> [EXERCISE BRIEF] Filter the entries, keeping every line with the word "content".

> [INPUT FOR THIS TASK]
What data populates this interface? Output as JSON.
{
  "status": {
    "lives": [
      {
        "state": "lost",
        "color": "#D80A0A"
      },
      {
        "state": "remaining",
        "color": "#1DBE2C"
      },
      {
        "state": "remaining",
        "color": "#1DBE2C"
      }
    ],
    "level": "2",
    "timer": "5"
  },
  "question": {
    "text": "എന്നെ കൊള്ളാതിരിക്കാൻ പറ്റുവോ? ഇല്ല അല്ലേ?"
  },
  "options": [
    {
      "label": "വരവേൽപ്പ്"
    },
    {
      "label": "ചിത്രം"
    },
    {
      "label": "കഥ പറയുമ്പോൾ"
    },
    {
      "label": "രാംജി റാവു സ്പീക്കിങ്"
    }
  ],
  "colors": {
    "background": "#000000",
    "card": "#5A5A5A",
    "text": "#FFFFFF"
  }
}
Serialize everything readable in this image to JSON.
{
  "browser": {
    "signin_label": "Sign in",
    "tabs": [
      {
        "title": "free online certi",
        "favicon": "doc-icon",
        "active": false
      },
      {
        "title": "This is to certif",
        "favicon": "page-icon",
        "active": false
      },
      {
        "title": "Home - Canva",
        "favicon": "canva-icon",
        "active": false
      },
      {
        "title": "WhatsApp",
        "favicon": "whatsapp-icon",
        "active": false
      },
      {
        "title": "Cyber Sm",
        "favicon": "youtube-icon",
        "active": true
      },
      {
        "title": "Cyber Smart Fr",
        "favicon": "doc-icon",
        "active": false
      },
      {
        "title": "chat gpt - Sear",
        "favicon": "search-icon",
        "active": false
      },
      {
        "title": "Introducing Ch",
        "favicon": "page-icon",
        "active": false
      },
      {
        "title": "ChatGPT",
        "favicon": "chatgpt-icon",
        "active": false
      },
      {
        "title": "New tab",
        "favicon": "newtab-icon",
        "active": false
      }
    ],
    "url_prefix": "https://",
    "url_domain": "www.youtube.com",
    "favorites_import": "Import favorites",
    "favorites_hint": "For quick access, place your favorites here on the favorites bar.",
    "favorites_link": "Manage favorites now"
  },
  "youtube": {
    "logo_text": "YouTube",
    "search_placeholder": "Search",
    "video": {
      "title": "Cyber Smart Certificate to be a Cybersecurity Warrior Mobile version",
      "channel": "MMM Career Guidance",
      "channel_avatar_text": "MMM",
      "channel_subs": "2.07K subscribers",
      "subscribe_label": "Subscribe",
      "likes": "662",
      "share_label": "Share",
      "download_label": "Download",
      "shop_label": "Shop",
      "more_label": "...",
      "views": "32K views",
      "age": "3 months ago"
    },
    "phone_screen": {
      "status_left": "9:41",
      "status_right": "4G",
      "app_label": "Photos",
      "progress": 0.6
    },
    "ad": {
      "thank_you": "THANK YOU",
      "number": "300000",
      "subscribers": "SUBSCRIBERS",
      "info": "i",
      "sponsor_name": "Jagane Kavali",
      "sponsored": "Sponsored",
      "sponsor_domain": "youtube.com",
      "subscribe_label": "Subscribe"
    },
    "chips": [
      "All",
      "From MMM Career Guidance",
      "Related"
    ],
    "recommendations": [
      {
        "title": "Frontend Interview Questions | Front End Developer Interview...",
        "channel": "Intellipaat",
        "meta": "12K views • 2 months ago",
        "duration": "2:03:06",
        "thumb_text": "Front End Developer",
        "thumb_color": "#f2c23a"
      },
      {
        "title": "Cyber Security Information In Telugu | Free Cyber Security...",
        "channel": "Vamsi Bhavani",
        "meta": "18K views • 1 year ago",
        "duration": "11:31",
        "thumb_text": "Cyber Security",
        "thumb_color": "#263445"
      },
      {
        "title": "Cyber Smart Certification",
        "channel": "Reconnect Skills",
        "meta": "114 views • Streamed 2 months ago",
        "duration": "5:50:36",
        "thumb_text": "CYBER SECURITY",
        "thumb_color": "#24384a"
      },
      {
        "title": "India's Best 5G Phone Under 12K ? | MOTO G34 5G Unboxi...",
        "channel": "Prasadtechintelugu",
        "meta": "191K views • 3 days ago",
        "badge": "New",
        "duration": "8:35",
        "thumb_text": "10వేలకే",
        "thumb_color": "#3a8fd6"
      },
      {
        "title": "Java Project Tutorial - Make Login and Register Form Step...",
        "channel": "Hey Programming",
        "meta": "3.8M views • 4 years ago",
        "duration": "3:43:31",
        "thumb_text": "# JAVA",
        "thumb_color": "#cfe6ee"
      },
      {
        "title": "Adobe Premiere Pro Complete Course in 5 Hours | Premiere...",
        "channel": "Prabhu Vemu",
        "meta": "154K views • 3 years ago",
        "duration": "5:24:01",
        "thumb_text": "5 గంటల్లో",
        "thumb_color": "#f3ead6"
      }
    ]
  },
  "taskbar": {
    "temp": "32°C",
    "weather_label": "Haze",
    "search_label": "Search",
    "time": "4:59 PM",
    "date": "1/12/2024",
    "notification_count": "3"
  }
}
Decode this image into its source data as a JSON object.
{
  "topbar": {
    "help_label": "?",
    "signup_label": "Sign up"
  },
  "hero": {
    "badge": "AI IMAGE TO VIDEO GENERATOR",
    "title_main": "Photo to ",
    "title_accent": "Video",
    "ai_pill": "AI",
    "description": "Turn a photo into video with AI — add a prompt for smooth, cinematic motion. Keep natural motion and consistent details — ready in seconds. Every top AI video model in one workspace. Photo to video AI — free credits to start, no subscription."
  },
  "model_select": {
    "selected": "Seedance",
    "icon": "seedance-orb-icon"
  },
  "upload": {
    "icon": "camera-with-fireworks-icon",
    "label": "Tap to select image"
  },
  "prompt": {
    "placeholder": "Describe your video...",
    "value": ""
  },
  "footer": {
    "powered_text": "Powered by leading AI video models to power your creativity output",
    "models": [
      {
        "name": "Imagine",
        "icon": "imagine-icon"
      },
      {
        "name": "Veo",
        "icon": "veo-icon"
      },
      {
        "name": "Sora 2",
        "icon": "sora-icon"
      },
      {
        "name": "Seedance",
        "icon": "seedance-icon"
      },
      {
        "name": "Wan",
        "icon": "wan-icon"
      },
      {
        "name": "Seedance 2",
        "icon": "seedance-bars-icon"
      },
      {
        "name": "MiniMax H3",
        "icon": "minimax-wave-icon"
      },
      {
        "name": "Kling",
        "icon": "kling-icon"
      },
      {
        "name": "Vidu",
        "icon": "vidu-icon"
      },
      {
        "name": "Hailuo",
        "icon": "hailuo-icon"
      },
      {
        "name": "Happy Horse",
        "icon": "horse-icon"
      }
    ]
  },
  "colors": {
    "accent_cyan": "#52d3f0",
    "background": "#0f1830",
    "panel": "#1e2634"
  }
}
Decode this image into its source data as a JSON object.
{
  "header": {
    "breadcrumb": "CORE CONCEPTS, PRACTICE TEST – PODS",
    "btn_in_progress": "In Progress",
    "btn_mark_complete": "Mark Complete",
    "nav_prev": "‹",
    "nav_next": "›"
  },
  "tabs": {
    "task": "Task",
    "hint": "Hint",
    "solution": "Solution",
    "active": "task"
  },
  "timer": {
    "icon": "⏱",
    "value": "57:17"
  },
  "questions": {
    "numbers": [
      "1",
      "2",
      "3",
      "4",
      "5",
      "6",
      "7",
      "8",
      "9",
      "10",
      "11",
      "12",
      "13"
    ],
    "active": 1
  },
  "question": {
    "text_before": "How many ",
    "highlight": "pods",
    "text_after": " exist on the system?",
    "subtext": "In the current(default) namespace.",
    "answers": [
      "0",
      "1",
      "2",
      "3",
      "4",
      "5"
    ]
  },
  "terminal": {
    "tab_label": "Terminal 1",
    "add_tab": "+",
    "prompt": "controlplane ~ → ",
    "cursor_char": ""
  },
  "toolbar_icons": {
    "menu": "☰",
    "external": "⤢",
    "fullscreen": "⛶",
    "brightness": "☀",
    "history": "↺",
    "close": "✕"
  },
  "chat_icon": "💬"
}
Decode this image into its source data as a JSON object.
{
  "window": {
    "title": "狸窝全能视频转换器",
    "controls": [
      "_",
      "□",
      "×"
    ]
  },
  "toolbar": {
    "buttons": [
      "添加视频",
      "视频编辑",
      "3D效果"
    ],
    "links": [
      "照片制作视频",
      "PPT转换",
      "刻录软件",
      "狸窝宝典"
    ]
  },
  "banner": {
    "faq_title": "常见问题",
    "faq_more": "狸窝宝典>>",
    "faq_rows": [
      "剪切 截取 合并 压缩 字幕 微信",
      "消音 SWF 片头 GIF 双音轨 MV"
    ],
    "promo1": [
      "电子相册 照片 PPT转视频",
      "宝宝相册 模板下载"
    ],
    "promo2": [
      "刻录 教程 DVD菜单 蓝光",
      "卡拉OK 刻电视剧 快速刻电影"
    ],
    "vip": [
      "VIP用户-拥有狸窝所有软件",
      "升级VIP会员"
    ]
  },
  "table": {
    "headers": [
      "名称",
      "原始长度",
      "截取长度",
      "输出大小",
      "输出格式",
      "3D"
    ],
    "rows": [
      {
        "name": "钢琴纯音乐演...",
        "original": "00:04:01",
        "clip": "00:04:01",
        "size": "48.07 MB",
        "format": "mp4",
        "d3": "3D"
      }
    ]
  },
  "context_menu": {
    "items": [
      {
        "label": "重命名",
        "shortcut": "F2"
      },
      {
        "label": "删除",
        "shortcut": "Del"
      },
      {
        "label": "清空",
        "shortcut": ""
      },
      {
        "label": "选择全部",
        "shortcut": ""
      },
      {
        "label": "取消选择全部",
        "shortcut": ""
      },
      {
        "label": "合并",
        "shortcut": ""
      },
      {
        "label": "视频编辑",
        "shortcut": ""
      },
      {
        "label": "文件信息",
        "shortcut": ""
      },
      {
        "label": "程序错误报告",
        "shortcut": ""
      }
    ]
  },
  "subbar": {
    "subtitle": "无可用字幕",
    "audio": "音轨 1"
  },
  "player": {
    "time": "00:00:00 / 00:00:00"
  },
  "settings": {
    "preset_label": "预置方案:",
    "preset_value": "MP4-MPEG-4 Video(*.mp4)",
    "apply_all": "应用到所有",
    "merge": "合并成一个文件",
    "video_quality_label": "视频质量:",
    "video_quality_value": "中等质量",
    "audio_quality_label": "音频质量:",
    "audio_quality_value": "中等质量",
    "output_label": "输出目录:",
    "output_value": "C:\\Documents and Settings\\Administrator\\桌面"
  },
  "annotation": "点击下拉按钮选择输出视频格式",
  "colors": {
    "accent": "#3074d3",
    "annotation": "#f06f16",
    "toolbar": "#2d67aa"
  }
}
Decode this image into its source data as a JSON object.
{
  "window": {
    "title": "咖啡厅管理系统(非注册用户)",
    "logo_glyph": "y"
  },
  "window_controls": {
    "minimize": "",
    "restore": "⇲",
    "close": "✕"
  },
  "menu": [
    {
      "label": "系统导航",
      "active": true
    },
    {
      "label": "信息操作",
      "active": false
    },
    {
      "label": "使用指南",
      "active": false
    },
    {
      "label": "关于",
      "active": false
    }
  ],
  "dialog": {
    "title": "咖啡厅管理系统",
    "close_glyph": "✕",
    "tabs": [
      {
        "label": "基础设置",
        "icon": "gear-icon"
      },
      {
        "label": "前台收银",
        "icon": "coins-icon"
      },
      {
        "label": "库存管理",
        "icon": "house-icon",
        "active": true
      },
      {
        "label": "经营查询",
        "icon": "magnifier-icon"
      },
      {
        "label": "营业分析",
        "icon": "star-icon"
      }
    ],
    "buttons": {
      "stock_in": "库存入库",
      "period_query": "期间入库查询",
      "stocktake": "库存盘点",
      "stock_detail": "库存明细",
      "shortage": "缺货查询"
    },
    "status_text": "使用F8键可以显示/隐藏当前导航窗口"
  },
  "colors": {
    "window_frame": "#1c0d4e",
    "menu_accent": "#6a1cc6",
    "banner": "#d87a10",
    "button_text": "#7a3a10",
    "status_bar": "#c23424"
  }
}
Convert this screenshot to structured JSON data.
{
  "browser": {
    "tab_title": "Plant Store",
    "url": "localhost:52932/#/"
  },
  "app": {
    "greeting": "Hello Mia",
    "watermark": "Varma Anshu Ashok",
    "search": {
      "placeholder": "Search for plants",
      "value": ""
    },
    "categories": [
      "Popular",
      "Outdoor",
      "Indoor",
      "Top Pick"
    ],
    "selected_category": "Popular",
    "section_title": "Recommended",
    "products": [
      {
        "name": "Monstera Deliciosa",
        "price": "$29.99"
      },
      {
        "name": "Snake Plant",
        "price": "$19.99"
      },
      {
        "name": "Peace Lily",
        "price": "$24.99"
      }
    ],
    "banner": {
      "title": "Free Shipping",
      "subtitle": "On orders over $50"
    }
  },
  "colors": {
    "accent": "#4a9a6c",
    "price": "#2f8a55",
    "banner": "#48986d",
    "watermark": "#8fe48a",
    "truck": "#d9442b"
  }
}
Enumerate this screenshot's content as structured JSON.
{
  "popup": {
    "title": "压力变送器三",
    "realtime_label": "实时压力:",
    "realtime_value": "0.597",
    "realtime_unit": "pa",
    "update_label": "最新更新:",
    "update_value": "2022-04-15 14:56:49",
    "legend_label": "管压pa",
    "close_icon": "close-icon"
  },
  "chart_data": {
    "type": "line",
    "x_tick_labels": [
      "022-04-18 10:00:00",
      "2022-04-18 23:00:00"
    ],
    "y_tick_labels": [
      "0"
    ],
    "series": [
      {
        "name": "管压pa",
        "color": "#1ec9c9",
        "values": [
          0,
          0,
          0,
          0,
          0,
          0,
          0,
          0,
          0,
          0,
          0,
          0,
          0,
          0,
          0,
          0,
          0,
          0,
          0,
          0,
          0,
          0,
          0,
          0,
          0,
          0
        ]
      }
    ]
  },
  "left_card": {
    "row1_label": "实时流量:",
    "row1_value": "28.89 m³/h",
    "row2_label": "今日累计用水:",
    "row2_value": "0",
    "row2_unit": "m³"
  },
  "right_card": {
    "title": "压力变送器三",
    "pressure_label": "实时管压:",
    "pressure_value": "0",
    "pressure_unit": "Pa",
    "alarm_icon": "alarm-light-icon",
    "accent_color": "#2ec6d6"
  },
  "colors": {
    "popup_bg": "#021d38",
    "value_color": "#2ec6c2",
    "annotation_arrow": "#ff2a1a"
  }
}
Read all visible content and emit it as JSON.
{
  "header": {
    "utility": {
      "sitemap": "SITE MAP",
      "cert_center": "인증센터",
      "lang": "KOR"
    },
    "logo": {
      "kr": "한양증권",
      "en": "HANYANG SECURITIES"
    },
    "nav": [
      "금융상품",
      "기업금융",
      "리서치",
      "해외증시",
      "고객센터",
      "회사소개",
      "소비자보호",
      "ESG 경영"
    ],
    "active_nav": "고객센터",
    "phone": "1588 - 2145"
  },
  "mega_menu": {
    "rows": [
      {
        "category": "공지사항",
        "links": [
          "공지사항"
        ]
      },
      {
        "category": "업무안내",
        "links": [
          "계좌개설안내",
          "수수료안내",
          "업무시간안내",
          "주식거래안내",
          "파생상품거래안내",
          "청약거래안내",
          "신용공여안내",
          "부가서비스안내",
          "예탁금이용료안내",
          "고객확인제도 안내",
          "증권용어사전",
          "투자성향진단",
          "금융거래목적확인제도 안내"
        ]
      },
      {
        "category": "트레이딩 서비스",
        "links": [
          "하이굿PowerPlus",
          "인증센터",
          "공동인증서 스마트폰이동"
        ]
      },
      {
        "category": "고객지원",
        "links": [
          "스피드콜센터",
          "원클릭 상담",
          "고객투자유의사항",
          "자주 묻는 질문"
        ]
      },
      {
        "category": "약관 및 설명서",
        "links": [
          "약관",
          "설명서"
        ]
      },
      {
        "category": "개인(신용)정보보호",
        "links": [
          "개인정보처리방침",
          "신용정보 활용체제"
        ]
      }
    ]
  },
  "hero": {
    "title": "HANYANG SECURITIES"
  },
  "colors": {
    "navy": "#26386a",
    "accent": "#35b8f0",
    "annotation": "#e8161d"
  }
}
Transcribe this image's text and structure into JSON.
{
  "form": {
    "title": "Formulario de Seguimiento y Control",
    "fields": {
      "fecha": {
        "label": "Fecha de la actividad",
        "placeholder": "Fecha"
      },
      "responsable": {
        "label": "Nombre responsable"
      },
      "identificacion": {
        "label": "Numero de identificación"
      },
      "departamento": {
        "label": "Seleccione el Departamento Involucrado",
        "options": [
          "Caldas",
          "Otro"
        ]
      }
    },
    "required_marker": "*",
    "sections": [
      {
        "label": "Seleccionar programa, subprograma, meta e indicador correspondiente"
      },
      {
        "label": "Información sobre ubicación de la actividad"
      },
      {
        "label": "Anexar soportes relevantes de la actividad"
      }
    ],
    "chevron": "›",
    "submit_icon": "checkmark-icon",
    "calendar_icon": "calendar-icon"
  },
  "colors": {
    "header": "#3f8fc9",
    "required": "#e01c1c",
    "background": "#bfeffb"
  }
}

> [OUTPUT]
Enumerate this screenshot's content as structured JSON.
Read all visible content and emit it as JSON.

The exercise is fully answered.